## Written exercise
Find all lines in the listing that include the word "orange", then copy them.

================

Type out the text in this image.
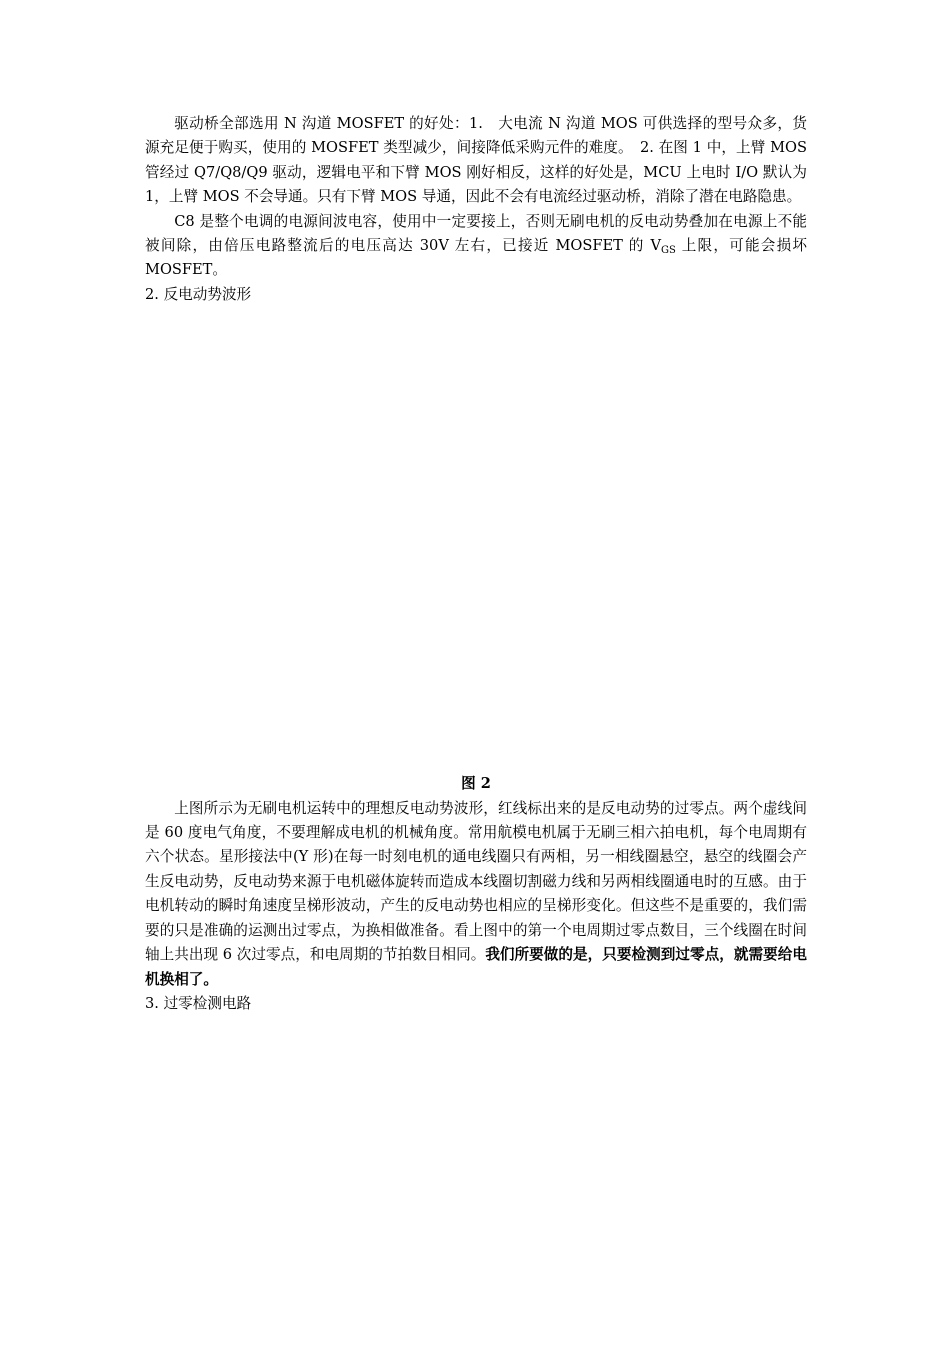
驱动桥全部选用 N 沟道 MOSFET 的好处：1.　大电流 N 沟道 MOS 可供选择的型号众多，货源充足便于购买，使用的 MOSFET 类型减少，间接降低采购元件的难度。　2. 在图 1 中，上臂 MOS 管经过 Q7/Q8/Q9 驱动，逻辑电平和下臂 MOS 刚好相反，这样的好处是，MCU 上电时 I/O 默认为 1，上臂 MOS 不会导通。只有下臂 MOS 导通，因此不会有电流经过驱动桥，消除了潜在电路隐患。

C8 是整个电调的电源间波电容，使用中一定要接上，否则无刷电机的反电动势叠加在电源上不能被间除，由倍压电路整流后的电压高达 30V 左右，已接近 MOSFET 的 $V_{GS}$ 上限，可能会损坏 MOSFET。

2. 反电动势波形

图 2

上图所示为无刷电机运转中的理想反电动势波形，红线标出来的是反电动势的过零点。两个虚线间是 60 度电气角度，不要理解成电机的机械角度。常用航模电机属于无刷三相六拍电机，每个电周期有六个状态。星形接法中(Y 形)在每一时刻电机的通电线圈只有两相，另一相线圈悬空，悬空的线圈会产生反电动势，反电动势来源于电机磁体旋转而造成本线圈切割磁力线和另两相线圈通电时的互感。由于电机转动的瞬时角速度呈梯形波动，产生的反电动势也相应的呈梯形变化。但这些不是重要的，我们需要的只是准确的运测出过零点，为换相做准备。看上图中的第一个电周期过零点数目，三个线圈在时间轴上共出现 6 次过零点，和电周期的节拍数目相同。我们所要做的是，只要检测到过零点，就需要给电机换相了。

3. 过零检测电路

================

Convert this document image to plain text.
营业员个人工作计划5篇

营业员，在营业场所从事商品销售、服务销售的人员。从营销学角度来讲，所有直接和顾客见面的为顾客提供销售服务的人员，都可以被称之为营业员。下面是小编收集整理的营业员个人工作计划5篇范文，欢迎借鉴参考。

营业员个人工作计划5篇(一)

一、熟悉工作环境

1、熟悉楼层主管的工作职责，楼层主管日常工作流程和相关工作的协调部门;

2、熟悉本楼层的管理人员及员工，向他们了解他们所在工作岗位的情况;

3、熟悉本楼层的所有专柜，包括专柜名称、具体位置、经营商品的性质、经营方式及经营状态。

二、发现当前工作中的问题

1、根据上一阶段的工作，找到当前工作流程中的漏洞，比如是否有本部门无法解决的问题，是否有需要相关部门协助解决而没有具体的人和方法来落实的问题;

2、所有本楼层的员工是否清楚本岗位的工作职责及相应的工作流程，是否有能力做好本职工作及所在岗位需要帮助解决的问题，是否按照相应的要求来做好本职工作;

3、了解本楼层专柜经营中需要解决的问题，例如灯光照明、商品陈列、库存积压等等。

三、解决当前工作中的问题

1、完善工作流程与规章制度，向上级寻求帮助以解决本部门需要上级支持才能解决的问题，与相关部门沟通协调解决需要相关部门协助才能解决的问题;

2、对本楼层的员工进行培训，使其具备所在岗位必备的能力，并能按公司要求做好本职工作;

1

================

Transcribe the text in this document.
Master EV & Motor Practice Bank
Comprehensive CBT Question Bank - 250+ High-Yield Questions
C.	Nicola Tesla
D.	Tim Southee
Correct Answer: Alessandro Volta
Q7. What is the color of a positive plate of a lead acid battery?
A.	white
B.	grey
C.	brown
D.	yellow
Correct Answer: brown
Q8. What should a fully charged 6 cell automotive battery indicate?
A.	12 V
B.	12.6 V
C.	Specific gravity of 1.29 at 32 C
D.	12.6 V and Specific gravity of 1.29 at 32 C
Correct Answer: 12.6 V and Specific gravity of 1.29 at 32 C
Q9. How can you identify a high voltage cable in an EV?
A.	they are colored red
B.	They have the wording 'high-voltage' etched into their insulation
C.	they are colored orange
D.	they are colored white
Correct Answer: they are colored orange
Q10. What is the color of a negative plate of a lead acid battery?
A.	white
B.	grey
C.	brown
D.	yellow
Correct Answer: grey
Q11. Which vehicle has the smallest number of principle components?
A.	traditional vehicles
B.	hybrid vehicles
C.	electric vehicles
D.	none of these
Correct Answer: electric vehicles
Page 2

================

## Answer to the problem
C.	they are colored orange
Correct Answer: they are colored orange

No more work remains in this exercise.